#### Da fare:
(A) Ripeti parola per parola il brano del testo sul Comitato della Dante Alighieri di Guadalajara che parte da "I profili principali" e arriva fino a "o terza generazione)".
(B) Elenca tutti i profili principali di chi studia presso il Comitato della Dante Alighieri di Guadalajara, secondo il testo sul Comitato della Dante Alighieri di Guadalajara.

#### Testo estratto:
I corsi che la scuola propone sono di diverso tipo: standard, laboratori tematici di teatro, cultura, scrittura, italiano aziendale, cucina, storia dell’arte e corsi per bambini.

Siccome la ricerca aveva come tema centrale come migliorare la produzione orale negli studenti ispanofoni in un contesto LS, è stato necessario presentare un breve panorama degli studenti che frequentano la scuola e quali sono i motivi che li spingono a imparare l’italiano.

I profili principali d’apprendenti del Comitato della Dante Alighieri di Guadalajara sono i seguenti:

 

  • studenti universitari o di liceo
  • giovani professionisti appassionati di cultura italiana
  • discendenti d’italiani di qualsiasi età (prima, seconda o terza generazione)
  • adulti e pensionati appassionati di cultura italiana

 

Si tratta in genere di persone di classe medio-alta e la maggior parte degli adulti hanno compiuto studi universitari.

Dati di annotazione dei riquadri
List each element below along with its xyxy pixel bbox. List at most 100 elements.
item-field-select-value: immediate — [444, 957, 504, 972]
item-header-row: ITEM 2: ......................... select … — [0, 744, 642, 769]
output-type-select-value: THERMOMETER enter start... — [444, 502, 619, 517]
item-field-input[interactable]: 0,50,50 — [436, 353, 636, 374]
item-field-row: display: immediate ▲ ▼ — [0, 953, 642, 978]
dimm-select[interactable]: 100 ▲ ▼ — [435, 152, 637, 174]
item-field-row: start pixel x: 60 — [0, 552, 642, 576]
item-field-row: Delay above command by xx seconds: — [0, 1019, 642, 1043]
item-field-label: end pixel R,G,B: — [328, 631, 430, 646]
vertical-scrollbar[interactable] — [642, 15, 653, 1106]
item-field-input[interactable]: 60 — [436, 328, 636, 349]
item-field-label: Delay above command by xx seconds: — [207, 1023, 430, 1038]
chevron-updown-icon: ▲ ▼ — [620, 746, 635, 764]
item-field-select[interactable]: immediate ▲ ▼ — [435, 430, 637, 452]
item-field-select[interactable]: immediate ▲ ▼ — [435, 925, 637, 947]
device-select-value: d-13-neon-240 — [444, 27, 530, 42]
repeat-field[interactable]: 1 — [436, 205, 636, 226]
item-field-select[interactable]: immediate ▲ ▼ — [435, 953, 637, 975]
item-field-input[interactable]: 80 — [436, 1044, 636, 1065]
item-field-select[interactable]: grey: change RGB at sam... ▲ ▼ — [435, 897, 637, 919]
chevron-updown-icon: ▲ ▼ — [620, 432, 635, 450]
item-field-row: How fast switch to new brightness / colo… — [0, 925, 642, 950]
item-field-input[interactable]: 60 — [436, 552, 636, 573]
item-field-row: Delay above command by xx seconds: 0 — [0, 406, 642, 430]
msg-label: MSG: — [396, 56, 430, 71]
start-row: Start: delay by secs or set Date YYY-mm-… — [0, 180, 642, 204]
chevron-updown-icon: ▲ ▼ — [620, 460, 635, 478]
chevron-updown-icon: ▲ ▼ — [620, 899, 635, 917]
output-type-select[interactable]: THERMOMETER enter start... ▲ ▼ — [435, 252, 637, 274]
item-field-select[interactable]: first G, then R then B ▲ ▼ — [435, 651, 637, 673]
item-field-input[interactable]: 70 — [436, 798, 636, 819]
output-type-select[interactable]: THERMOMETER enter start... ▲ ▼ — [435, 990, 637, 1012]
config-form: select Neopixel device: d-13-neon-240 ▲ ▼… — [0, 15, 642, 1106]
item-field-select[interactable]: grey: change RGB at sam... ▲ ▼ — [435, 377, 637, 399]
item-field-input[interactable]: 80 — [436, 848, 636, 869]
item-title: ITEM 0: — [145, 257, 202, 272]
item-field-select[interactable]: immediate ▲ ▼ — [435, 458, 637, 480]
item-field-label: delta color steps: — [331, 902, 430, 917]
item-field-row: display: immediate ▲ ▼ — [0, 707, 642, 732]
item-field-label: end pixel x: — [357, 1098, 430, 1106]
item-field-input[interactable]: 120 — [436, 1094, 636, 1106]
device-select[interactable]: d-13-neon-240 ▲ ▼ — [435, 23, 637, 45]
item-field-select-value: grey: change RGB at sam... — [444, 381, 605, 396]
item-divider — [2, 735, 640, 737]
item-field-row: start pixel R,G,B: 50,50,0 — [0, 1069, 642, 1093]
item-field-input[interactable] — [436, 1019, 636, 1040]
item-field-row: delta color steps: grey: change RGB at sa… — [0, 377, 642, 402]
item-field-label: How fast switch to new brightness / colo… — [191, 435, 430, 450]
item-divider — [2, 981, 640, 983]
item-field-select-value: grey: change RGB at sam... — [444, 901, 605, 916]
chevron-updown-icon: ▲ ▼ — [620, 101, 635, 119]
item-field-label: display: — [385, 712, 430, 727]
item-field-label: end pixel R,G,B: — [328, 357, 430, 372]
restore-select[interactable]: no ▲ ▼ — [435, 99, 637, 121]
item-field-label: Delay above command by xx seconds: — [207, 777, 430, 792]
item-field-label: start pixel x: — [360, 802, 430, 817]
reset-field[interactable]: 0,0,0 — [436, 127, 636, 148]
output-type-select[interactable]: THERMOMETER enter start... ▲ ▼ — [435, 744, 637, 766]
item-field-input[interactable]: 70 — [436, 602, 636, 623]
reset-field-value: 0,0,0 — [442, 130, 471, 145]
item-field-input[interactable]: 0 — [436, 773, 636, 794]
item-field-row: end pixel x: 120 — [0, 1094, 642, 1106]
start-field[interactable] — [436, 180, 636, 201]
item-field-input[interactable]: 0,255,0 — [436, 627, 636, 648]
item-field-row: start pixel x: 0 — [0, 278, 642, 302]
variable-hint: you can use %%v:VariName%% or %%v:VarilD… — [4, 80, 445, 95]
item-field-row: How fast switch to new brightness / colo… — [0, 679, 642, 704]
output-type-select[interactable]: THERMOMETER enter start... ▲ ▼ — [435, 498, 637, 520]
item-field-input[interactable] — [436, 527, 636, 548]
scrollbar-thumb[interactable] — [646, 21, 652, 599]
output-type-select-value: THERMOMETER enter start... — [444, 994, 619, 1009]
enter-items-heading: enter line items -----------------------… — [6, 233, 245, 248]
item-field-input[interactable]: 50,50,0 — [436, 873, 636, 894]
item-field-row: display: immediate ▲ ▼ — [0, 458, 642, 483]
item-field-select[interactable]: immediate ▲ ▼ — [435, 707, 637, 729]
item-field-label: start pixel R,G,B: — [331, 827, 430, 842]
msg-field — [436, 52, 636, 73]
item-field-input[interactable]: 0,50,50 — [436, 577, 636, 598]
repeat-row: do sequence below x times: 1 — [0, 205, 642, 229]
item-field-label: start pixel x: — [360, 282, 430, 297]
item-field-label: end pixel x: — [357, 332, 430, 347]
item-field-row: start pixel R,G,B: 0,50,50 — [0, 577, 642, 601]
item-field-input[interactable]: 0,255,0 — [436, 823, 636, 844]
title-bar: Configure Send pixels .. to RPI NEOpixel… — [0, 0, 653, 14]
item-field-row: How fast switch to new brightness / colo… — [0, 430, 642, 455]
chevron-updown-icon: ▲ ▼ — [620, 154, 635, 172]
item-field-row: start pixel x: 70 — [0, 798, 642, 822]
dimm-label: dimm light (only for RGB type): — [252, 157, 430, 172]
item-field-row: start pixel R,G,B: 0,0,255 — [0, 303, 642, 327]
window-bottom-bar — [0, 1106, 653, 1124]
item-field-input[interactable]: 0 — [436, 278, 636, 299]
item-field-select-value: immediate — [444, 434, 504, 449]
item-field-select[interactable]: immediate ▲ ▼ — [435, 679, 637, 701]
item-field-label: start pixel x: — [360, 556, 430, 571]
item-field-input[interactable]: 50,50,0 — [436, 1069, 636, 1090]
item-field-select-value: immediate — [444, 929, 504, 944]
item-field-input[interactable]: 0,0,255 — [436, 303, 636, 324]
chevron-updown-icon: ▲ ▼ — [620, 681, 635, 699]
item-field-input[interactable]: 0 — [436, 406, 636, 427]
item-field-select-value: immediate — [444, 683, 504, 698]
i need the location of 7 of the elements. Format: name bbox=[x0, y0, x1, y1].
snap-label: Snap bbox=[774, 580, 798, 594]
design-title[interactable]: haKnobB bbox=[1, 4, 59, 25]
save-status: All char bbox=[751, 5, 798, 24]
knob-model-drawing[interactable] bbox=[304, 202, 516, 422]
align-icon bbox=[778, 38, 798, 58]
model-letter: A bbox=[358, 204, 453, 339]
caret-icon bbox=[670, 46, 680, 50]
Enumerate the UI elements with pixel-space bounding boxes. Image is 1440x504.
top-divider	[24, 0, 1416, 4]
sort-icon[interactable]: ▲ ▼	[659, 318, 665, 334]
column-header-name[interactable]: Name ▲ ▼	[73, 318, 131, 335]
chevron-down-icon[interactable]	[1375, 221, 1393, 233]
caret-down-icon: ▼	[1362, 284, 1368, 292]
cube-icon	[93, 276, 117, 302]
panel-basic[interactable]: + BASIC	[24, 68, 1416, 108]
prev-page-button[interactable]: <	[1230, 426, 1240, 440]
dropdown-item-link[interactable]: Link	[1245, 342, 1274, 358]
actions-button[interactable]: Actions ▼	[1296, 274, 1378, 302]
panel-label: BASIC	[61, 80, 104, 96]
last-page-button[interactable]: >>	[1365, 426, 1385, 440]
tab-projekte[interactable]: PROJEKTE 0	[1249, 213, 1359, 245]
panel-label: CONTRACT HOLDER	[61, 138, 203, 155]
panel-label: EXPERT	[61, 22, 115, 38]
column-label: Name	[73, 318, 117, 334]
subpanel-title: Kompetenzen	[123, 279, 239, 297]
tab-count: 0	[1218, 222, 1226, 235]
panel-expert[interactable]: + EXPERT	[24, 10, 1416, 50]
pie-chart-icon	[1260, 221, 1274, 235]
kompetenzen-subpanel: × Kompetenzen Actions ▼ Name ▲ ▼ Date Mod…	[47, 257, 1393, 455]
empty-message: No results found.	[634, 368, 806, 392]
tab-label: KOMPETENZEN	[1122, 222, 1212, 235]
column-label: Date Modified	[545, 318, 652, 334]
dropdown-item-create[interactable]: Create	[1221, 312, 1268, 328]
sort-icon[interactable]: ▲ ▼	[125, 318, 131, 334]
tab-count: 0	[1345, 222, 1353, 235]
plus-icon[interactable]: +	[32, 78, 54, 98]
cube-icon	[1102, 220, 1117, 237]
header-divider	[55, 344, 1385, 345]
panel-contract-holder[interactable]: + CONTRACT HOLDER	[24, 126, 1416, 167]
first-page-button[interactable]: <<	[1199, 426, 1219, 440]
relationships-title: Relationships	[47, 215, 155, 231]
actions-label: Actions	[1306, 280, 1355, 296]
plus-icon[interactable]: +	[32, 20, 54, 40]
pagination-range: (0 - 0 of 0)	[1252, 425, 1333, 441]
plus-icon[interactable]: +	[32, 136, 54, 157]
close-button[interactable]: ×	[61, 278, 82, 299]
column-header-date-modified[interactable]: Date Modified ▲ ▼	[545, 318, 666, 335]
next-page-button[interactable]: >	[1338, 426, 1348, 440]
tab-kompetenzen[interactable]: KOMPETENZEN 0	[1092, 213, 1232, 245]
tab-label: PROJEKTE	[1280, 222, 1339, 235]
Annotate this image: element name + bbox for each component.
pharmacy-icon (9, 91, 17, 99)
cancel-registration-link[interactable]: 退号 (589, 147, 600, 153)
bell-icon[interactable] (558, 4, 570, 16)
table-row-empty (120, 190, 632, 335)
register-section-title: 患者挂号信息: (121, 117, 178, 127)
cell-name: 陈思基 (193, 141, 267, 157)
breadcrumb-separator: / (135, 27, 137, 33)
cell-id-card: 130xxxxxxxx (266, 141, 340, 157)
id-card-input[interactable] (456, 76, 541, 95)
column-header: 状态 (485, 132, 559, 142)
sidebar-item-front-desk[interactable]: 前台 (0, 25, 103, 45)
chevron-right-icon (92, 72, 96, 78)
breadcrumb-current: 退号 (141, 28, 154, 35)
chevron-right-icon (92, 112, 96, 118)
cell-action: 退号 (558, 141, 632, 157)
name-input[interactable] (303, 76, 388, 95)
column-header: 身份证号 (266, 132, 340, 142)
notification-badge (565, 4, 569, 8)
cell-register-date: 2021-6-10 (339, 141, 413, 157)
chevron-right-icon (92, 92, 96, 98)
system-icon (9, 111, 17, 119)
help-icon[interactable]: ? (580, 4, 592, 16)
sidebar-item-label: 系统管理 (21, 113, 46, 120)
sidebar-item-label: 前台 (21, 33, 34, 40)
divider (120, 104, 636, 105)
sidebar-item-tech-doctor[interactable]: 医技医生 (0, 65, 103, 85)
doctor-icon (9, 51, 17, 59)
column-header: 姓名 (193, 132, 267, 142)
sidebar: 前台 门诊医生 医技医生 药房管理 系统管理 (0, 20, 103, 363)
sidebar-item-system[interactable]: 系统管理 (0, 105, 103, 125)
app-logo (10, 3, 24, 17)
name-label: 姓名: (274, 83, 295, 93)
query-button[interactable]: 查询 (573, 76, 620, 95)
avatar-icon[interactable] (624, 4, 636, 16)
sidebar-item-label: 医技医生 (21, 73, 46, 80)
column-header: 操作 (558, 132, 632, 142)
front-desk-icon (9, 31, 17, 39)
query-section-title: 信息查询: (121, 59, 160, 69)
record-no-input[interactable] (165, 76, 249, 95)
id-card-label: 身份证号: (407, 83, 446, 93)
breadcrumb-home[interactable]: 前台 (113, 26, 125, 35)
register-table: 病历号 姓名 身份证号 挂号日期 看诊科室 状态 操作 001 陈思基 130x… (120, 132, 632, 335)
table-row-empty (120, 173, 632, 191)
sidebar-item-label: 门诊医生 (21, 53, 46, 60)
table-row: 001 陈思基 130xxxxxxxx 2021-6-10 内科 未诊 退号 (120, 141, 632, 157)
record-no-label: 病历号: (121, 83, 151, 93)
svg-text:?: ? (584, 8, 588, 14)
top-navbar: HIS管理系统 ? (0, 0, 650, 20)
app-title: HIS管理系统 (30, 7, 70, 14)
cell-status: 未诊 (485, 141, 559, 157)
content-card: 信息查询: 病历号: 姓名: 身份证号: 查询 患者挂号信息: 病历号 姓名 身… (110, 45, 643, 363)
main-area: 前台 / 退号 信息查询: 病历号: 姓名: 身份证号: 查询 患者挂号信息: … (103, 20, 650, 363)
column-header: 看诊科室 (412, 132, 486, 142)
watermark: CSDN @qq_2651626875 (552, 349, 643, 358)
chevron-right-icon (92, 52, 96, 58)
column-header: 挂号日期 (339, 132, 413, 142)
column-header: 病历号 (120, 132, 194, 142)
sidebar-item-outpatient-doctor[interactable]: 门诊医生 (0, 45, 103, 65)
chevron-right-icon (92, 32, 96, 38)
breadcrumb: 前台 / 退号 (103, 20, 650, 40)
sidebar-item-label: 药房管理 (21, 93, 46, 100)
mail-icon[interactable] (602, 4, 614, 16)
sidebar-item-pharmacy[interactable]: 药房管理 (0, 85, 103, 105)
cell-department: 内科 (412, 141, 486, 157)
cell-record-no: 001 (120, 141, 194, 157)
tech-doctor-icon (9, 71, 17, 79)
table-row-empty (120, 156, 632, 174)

#### Soluzioni:
(A)
I profili principali d’apprendenti del Comitato della Dante Alighieri di Guadalajara sono i seguenti:

 

  • studenti universitari o di liceo
  • giovani professionisti appassionati di cultura italiana
  • discendenti d’italiani di qualsiasi età (prima, seconda o terza generazione)

(B)
- studenti universitari o di liceo
- giovani professionisti appassionati di cultura italiana
- discendenti d'italiani di qualsiasi età (prima, seconda o terza generazione)
- adulti e pensionati appassionati di cultura italiana